STATED PROBLEM:
Search the material for the string "ZHANG", then return every line where it is found.

───── RAW DATA

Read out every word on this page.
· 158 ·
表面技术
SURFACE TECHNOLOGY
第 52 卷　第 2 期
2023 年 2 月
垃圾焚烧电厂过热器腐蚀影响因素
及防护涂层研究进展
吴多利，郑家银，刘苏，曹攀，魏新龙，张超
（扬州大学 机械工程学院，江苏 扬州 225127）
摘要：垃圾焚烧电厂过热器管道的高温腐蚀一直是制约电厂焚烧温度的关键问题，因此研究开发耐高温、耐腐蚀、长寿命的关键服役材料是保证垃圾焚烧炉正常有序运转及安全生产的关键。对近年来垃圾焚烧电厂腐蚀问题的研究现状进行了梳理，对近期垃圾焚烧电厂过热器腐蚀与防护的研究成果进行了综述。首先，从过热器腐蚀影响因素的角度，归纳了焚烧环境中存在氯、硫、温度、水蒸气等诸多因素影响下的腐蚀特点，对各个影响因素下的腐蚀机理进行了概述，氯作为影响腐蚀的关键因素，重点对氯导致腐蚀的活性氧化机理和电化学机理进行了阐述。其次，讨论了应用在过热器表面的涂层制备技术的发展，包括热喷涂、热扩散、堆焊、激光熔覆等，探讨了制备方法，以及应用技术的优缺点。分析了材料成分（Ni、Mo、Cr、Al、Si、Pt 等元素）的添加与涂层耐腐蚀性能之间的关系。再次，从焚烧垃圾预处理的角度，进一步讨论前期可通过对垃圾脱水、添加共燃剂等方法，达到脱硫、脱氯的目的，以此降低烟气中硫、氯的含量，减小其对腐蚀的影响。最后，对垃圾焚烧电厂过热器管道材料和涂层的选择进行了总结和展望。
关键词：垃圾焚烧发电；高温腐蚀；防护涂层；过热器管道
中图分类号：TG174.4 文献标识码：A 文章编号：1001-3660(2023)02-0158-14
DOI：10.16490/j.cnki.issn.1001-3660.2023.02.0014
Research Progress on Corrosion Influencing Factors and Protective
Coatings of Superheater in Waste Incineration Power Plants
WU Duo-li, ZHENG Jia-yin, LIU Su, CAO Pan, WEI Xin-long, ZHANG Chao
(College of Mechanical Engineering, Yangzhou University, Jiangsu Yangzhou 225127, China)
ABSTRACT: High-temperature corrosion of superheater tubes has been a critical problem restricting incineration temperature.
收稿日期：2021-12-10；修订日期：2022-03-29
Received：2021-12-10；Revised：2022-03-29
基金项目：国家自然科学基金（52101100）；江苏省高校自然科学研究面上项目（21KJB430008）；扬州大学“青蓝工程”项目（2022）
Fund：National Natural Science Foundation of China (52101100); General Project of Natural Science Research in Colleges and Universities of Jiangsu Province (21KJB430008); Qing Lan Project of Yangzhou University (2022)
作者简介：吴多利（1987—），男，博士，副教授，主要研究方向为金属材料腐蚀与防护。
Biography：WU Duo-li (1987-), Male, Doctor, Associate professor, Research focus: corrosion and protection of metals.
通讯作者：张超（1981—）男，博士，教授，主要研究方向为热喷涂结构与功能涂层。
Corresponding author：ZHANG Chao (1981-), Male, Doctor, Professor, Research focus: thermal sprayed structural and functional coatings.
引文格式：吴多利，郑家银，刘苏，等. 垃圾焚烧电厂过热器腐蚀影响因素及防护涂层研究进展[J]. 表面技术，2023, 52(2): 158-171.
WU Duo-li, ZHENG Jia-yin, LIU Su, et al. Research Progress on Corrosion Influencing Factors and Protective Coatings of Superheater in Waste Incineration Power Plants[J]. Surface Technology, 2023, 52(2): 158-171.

──────────

WRITTEN SOLUTION:
WU Duo-li, ZHENG Jia-yin, LIU Su, CAO Pan, WEI Xin-long, ZHANG Chao
Corresponding author：ZHANG Chao (1981-), Male, Doctor, Professor, Research focus: thermal sprayed structural and functional coatings.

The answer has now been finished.